* [SUPPLIED MATERIAL]

-----

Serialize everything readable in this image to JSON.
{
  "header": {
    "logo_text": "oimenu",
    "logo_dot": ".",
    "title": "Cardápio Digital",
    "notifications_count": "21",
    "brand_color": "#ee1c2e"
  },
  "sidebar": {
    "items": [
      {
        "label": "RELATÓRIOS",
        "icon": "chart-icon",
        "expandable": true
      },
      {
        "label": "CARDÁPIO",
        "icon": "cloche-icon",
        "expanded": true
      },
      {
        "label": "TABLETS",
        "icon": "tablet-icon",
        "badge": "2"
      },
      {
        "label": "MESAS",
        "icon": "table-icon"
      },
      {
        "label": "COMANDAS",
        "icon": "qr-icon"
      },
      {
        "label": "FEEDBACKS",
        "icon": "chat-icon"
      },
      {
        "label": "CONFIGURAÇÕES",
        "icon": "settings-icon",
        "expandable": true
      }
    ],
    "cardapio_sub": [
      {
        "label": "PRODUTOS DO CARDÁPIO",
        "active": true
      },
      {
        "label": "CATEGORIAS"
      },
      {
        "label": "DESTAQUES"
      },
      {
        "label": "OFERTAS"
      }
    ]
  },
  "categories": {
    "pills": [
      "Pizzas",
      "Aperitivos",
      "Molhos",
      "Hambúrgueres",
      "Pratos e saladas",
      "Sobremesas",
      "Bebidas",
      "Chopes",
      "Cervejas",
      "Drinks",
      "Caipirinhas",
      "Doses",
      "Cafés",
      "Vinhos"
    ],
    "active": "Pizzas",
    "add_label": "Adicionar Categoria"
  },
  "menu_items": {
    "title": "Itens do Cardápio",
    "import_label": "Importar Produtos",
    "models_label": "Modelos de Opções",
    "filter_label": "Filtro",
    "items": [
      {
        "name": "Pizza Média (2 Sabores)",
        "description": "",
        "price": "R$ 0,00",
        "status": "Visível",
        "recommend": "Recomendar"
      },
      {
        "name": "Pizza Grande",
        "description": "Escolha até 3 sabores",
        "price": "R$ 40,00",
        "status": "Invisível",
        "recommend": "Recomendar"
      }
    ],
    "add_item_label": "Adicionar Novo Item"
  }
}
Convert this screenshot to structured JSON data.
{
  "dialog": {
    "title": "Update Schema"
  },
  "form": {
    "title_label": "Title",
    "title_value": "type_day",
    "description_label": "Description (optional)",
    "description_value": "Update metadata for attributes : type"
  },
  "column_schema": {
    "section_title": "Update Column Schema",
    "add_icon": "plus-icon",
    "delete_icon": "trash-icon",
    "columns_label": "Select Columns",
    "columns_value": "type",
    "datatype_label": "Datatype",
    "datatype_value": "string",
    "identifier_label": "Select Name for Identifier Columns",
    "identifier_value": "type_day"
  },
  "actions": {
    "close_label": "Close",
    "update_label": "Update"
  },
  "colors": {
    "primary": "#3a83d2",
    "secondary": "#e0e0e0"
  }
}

-----

* [PROBLEM TO SOLVE]
Make a verbatim copy of every entry shown above.

* [IN RESPONSE]
Serialize everything readable in this image to JSON.
{
  "header": {
    "logo_text": "oimenu",
    "logo_dot": ".",
    "title": "Cardápio Digital",
    "notifications_count": "21",
    "brand_color": "#ee1c2e"
  },
  "sidebar": {
    "items": [
      {
        "label": "RELATÓRIOS",
        "icon": "chart-icon",
        "expandable": true
      },
      {
        "label": "CARDÁPIO",
        "icon": "cloche-icon",
        "expanded": true
      },
      {
        "label": "TABLETS",
        "icon": "tablet-icon",
        "badge": "2"
      },
      {
        "label": "MESAS",
        "icon": "table-icon"
      },
      {
        "label": "COMANDAS",
        "icon": "qr-icon"
      },
      {
        "label": "FEEDBACKS",
        "icon": "chat-icon"
      },
      {
        "label": "CONFIGURAÇÕES",
        "icon": "settings-icon",
        "expandable": true
      }
    ],
    "cardapio_sub": [
      {
        "label": "PRODUTOS DO CARDÁPIO",
        "active": true
      },
      {
        "label": "CATEGORIAS"
      },
      {
        "label": "DESTAQUES"
      },
      {
        "label": "OFERTAS"
      }
    ]
  },
  "categories": {
    "pills": [
      "Pizzas",
      "Aperitivos",
      "Molhos",
      "Hambúrgueres",
      "Pratos e saladas",
      "Sobremesas",
      "Bebidas",
      "Chopes",
      "Cervejas",
      "Drinks",
      "Caipirinhas",
      "Doses",
      "Cafés",
      "Vinhos"
    ],
    "active": "Pizzas",
    "add_label": "Adicionar Categoria"
  },
  "menu_items": {
    "title": "Itens do Cardápio",
    "import_label": "Importar Produtos",
    "models_label": "Modelos de Opções",
    "filter_label": "Filtro",
    "items": [
      {
        "name": "Pizza Média (2 Sabores)",
        "description": "",
        "price": "R$ 0,00",
        "status": "Visível",
        "recommend": "Recomendar"
      },
      {
        "name": "Pizza Grande",
        "description": "Escolha até 3 sabores",
        "price": "R$ 40,00",
        "status": "Invisível",
        "recommend": "Recomendar"
      }
    ],
    "add_item_label": "Adicionar Novo Item"
  }
}
Convert this screenshot to structured JSON data.
{
  "dialog": {
    "title": "Update Schema"
  },
  "form": {
    "title_label": "Title",
    "title_value": "type_day",
    "description_label": "Description (optional)",
    "description_value": "Update metadata for attributes : type"
  },
  "column_schema": {
    "section_title": "Update Column Schema",
    "add_icon": "plus-icon",
    "delete_icon": "trash-icon",
    "columns_label": "Select Columns",
    "columns_value": "type",
    "datatype_label": "Datatype",
    "datatype_value": "string",
    "identifier_label": "Select Name for Identifier Columns",
    "identifier_value": "type_day"
  },
  "actions": {
    "close_label": "Close",
    "update_label": "Update"
  },
  "colors": {
    "primary": "#3a83d2",
    "secondary": "#e0e0e0"
  }
}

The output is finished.